[Problem description]
Would you transcribe the listing that follows, character for character, and omit its images?

### Supplied material ###

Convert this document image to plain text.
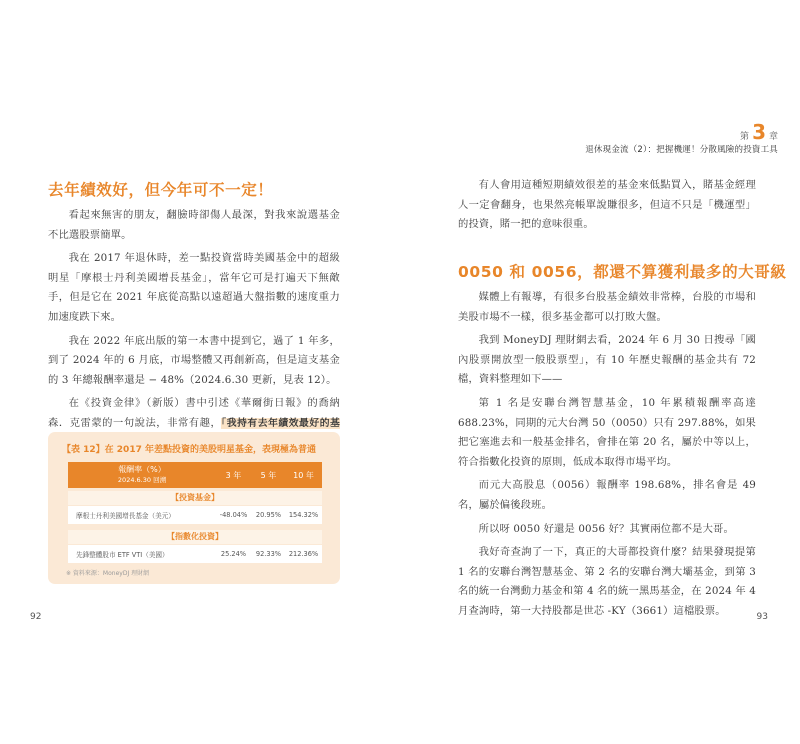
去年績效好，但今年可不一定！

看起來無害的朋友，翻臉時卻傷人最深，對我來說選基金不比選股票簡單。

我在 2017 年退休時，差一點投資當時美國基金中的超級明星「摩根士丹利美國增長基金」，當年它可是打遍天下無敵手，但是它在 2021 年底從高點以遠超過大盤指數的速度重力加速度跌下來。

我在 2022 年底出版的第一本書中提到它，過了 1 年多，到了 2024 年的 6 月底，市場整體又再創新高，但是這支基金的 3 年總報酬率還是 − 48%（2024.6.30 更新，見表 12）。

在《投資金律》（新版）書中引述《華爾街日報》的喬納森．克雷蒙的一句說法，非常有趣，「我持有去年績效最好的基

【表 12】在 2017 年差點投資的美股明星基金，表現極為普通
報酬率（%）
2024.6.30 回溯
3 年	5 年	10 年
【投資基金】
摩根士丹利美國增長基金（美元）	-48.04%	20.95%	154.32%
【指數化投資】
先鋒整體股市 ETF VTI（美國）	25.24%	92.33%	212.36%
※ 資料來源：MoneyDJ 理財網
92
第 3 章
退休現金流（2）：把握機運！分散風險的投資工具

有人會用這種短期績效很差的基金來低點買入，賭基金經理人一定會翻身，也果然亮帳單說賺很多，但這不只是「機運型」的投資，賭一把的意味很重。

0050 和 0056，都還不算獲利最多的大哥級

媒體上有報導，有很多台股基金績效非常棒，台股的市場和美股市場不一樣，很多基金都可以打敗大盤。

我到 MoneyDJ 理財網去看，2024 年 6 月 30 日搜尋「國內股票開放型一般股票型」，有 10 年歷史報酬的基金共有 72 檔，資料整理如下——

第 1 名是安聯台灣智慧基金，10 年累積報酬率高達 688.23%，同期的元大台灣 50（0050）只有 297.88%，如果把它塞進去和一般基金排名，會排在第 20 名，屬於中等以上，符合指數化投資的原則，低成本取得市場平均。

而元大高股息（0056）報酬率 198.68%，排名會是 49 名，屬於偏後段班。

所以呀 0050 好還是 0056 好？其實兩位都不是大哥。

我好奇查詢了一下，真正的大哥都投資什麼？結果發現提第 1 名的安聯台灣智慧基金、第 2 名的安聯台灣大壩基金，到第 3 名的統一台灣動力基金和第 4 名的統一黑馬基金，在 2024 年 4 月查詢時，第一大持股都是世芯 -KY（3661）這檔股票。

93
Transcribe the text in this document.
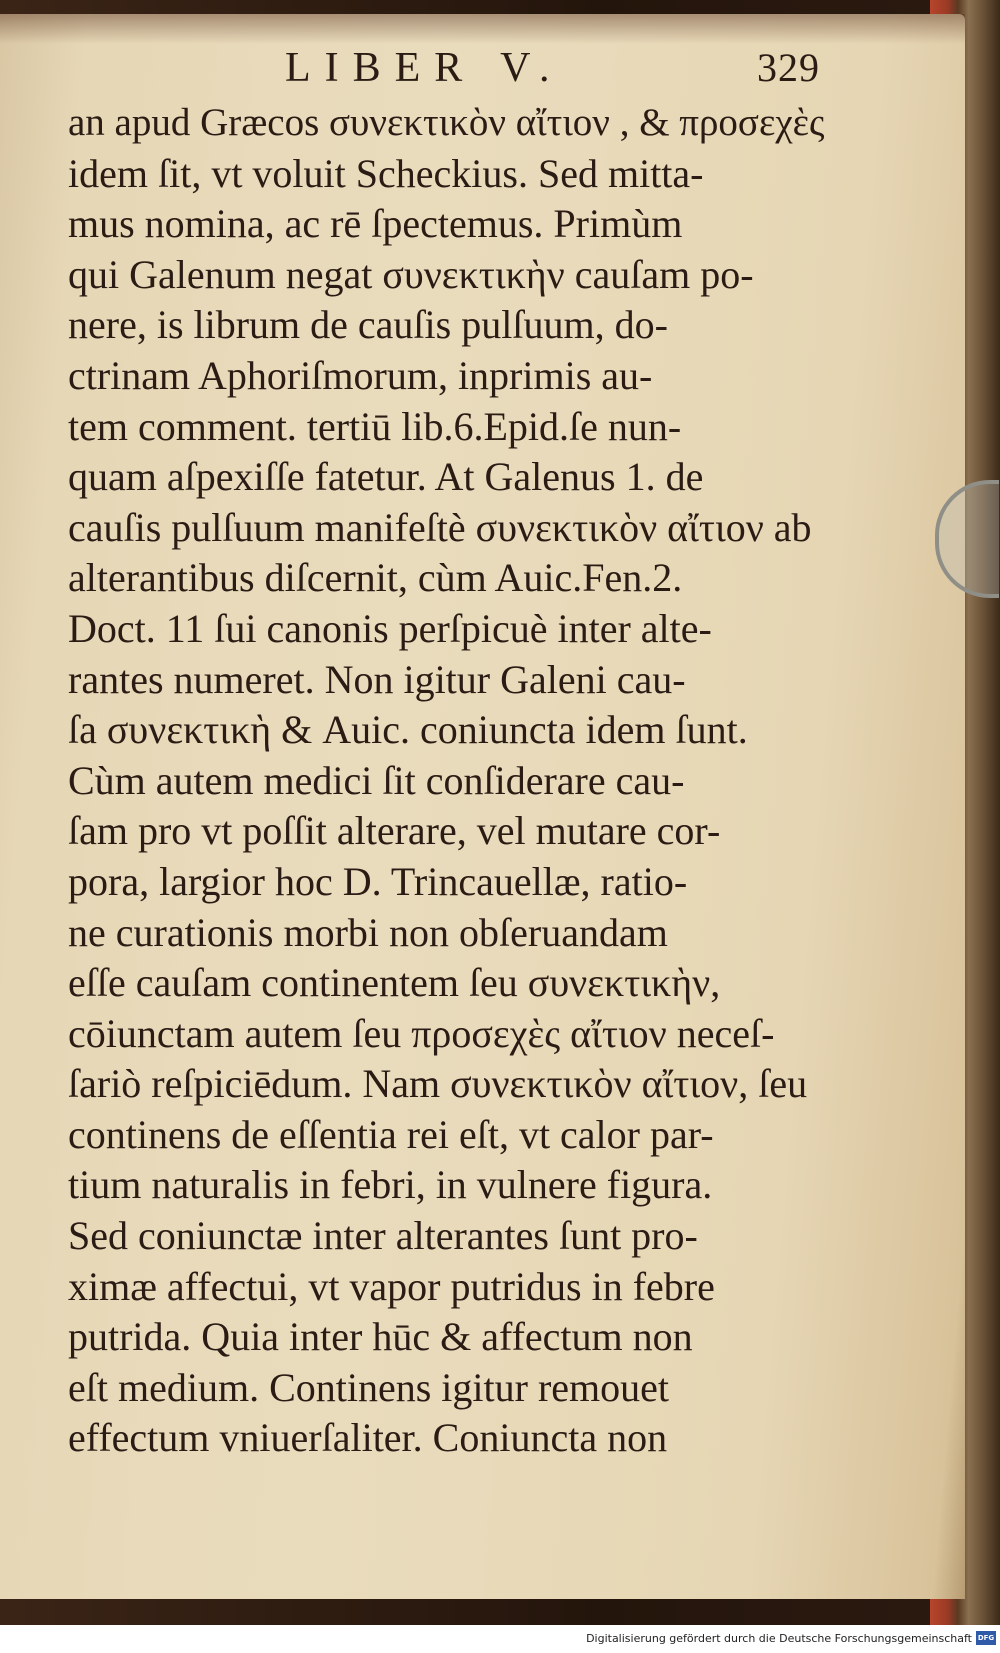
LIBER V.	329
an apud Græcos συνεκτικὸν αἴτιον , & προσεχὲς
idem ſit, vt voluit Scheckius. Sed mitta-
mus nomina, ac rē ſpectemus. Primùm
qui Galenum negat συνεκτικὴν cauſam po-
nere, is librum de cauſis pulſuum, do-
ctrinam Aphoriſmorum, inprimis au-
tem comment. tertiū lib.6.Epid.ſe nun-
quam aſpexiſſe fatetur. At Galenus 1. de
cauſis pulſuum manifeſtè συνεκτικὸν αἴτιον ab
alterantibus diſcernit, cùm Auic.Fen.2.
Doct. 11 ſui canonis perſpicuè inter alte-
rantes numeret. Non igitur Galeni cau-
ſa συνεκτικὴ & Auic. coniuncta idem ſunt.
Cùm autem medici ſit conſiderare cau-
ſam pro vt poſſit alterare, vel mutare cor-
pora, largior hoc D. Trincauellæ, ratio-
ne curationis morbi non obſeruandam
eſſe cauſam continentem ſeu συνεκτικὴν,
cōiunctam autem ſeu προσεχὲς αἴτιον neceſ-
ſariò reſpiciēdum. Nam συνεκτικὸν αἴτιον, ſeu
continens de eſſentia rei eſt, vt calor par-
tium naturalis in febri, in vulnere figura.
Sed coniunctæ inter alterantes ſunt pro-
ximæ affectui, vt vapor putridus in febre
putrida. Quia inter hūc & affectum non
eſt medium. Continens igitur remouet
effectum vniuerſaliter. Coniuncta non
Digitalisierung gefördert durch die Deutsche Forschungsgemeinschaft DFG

###

[Answer for this exercise]
Convert this document image to plain text.
去年績效好，但今年可不一定！

看起來無害的朋友，翻臉時卻傷人最深，對我來說選基金不比選股票簡單。

我在 2017 年退休時，差一點投資當時美國基金中的超級明星「摩根士丹利美國增長基金」，當年它可是打遍天下無敵手，但是它在 2021 年底從高點以遠超過大盤指數的速度重力加速度跌下來。

我在 2022 年底出版的第一本書中提到它，過了 1 年多，到了 2024 年的 6 月底，市場整體又再創新高，但是這支基金的 3 年總報酬率還是 − 48%（2024.6.30 更新，見表 12）。

在《投資金律》（新版）書中引述《華爾街日報》的喬納森．克雷蒙的一句說法，非常有趣，「我持有去年績效最好的基

【表 12】在 2017 年差點投資的美股明星基金，表現極為普通
報酬率（%）
2024.6.30 回溯
3 年	5 年	10 年
【投資基金】
摩根士丹利美國增長基金（美元）	-48.04%	20.95%	154.32%
【指數化投資】
先鋒整體股市 ETF VTI（美國）	25.24%	92.33%	212.36%
※ 資料來源：MoneyDJ 理財網
92
第 3 章
退休現金流（2）：把握機運！分散風險的投資工具

有人會用這種短期績效很差的基金來低點買入，賭基金經理人一定會翻身，也果然亮帳單說賺很多，但這不只是「機運型」的投資，賭一把的意味很重。

0050 和 0056，都還不算獲利最多的大哥級

媒體上有報導，有很多台股基金績效非常棒，台股的市場和美股市場不一樣，很多基金都可以打敗大盤。

我到 MoneyDJ 理財網去看，2024 年 6 月 30 日搜尋「國內股票開放型一般股票型」，有 10 年歷史報酬的基金共有 72 檔，資料整理如下——

第 1 名是安聯台灣智慧基金，10 年累積報酬率高達 688.23%，同期的元大台灣 50（0050）只有 297.88%，如果把它塞進去和一般基金排名，會排在第 20 名，屬於中等以上，符合指數化投資的原則，低成本取得市場平均。

而元大高股息（0056）報酬率 198.68%，排名會是 49 名，屬於偏後段班。

所以呀 0050 好還是 0056 好？其實兩位都不是大哥。

我好奇查詢了一下，真正的大哥都投資什麼？結果發現提第 1 名的安聯台灣智慧基金、第 2 名的安聯台灣大壩基金，到第 3 名的統一台灣動力基金和第 4 名的統一黑馬基金，在 2024 年 4 月查詢時，第一大持股都是世芯 -KY（3661）這檔股票。

93
Transcribe the text in this document.
LIBER V.	329
an apud Græcos συνεκτικὸν αἴτιον , & προσεχὲς
idem ſit, vt voluit Scheckius. Sed mitta-
mus nomina, ac rē ſpectemus. Primùm
qui Galenum negat συνεκτικὴν cauſam po-
nere, is librum de cauſis pulſuum, do-
ctrinam Aphoriſmorum, inprimis au-
tem comment. tertiū lib.6.Epid.ſe nun-
quam aſpexiſſe fatetur. At Galenus 1. de
cauſis pulſuum manifeſtè συνεκτικὸν αἴτιον ab
alterantibus diſcernit, cùm Auic.Fen.2.
Doct. 11 ſui canonis perſpicuè inter alte-
rantes numeret. Non igitur Galeni cau-
ſa συνεκτικὴ & Auic. coniuncta idem ſunt.
Cùm autem medici ſit conſiderare cau-
ſam pro vt poſſit alterare, vel mutare cor-
pora, largior hoc D. Trincauellæ, ratio-
ne curationis morbi non obſeruandam
eſſe cauſam continentem ſeu συνεκτικὴν,
cōiunctam autem ſeu προσεχὲς αἴτιον neceſ-
ſariò reſpiciēdum. Nam συνεκτικὸν αἴτιον, ſeu
continens de eſſentia rei eſt, vt calor par-
tium naturalis in febri, in vulnere figura.
Sed coniunctæ inter alterantes ſunt pro-
ximæ affectui, vt vapor putridus in febre
putrida. Quia inter hūc & affectum non
eſt medium. Continens igitur remouet
effectum vniuerſaliter. Coniuncta non
Digitalisierung gefördert durch die Deutsche Forschungsgemeinschaft DFG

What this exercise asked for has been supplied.